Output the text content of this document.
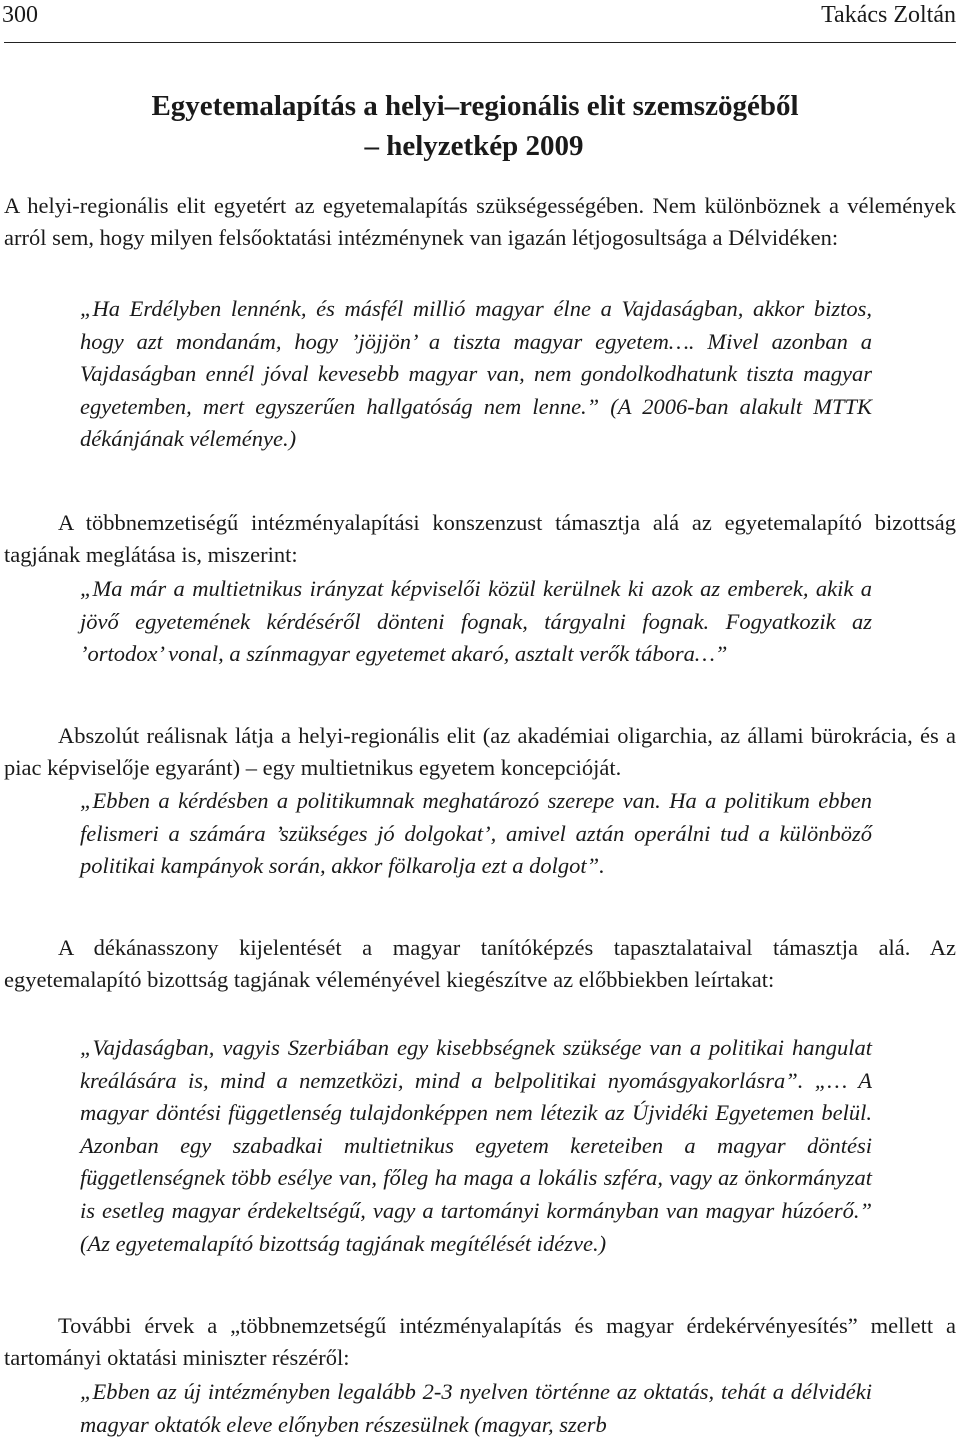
300	Takács Zoltán
Egyetemalapítás a helyi–regionális elit szemszögéből
– helyzetkép 2009

A helyi-regionális elit egyetért az egyetemalapítás szükségességében. Nem különböznek a vélemények arról sem, hogy milyen felsőoktatási intézménynek van igazán létjogosultsága a Délvidéken:

„Ha Erdélyben lennénk, és másfél millió magyar élne a Vajdaságban, akkor biztos, hogy azt mondanám, hogy ’jöjjön’ a tiszta magyar egyetem…. Mivel azonban a Vajdaságban ennél jóval kevesebb magyar van, nem gondolkodhatunk tiszta magyar egyetemben, mert egyszerűen hallgatóság nem lenne.” (A 2006-ban alakult MTTK dékánjának véleménye.)

A többnemzetiségű intézményalapítási konszenzust támasztja alá az egyetemalapító bizottság tagjának meglátása is, miszerint:

„Ma már a multietnikus irányzat képviselői közül kerülnek ki azok az emberek, akik a jövő egyetemének kérdéséről dönteni fognak, tárgyalni fognak. Fogyatkozik az ’ortodox’ vonal, a színmagyar egyetemet akaró, asztalt verők tábora…”

Abszolút reálisnak látja a helyi-regionális elit (az akadémiai oligarchia, az állami bürokrácia, és a piac képviselője egyaránt) – egy multietnikus egyetem koncepcióját.

„Ebben a kérdésben a politikumnak meghatározó szerepe van. Ha a politikum ebben felismeri a számára ’szükséges jó dolgokat’, amivel aztán operálni tud a különböző politikai kampányok során, akkor fölkarolja ezt a dolgot”.

A dékánasszony kijelentését a magyar tanítóképzés tapasztalataival támasztja alá. Az egyetemalapító bizottság tagjának véleményével kiegészítve az előbbiekben leírtakat:

„Vajdaságban, vagyis Szerbiában egy kisebbségnek szüksége van a politikai hangulat kreálására is, mind a nemzetközi, mind a belpolitikai nyomásgyakorlásra”. „… A magyar döntési függetlenség tulajdonképpen nem létezik az Újvidéki Egyetemen belül. Azonban egy szabadkai multietnikus egyetem kereteiben a magyar döntési függetlenségnek több esélye van, főleg ha maga a lokális szféra, vagy az önkormányzat is esetleg magyar érdekeltségű, vagy a tartományi kormányban van magyar húzóerő.” (Az egyetemalapító bizottság tagjának megítélését idézve.)

További érvek a „többnemzetségű intézményalapítás és magyar érdekérvényesítés” mellett a tartományi oktatási miniszter részéről:

„Ebben az új intézményben legalább 2-3 nyelven történne az oktatás, tehát a délvidéki magyar oktatók eleve előnyben részesülnek (magyar, szerb
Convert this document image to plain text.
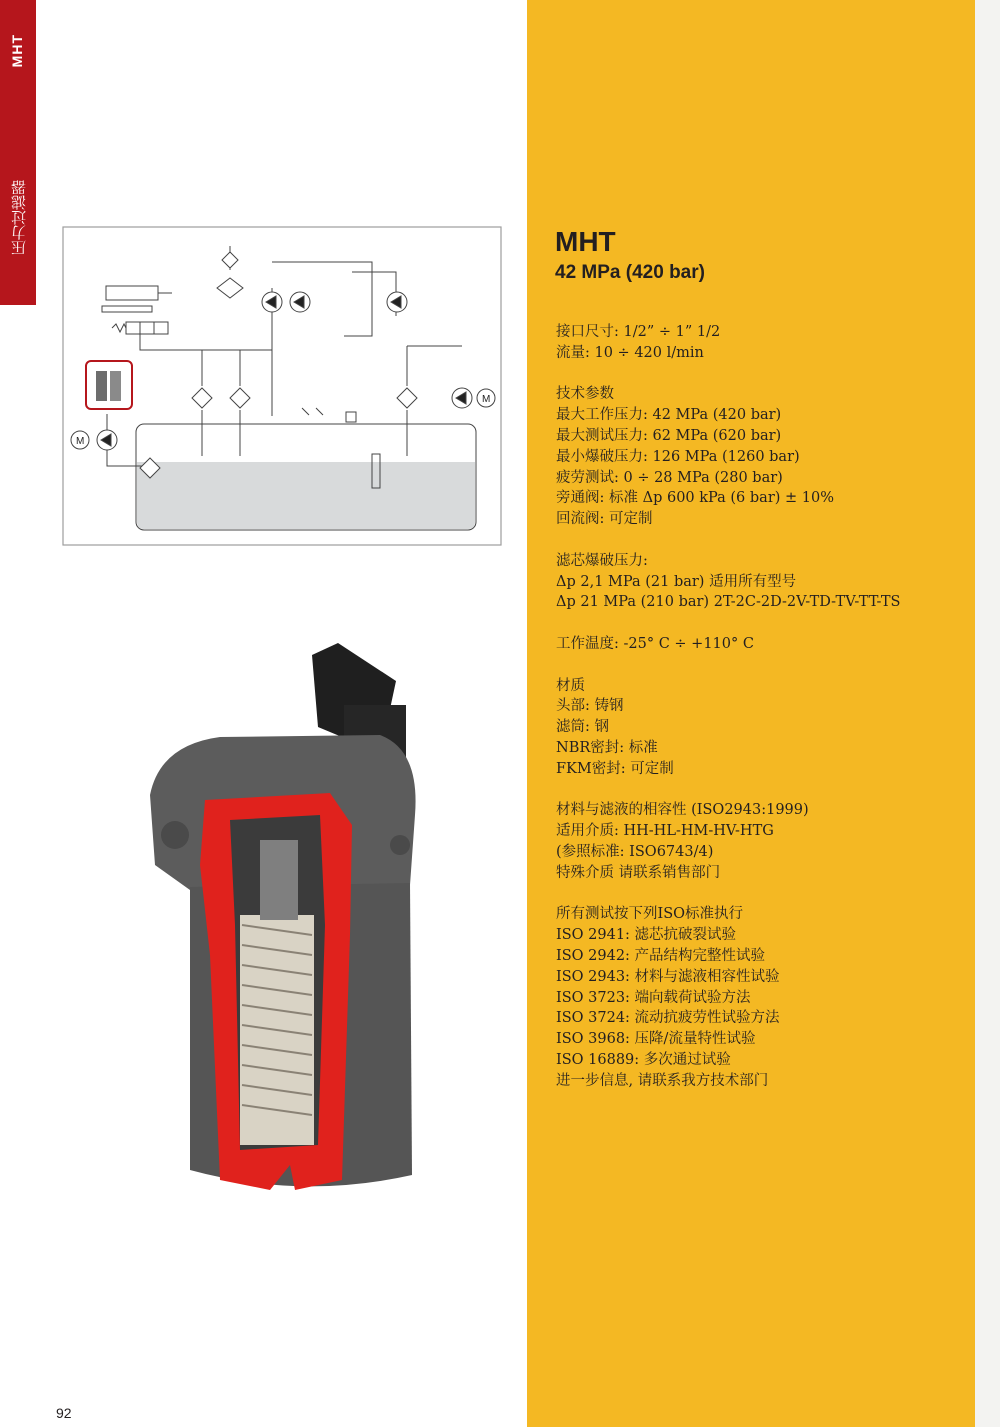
MHT
压力过滤器	MHT
42 MPa (420 bar)
接口尺寸: 1/2” ÷ 1” 1/2
流量: 10 ÷ 420 l/min
技术参数
最大工作压力: 42 MPa (420 bar)
最大测试压力: 62 MPa (620 bar)
最小爆破压力: 126 MPa (1260 bar)
疲劳测试: 0 ÷ 28 MPa (280 bar)
旁通阀: 标准 Δp 600 kPa (6 bar) ± 10%
回流阀: 可定制
滤芯爆破压力:
Δp 2,1 MPa (21 bar) 适用所有型号
Δp 21 MPa (210 bar) 2T-2C-2D-2V-TD-TV-TT-TS
工作温度: -25° C ÷ +110° C
材质
头部: 铸钢
滤筒: 钢
NBR密封: 标准
FKM密封: 可定制
材料与滤液的相容性 (ISO2943:1999)
适用介质: HH-HL-HM-HV-HTG
(参照标准: ISO6743/4)
特殊介质 请联系销售部门
所有测试按下列ISO标准执行
ISO 2941: 滤芯抗破裂试验
ISO 2942: 产品结构完整性试验
ISO 2943: 材料与滤液相容性试验
ISO 3723: 端向载荷试验方法
ISO 3724: 流动抗疲劳性试验方法
ISO 3968: 压降/流量特性试验
ISO 16889: 多次通过试验
进一步信息, 请联系我方技术部门
M
M
92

◆ ◆ ◆ ◆ ◆

_STATED TASK:_
All lines above containing the string "text" are to be collected.

_TASK ANSWER:_
Output the text content of this document.
Convert this document image to plain text.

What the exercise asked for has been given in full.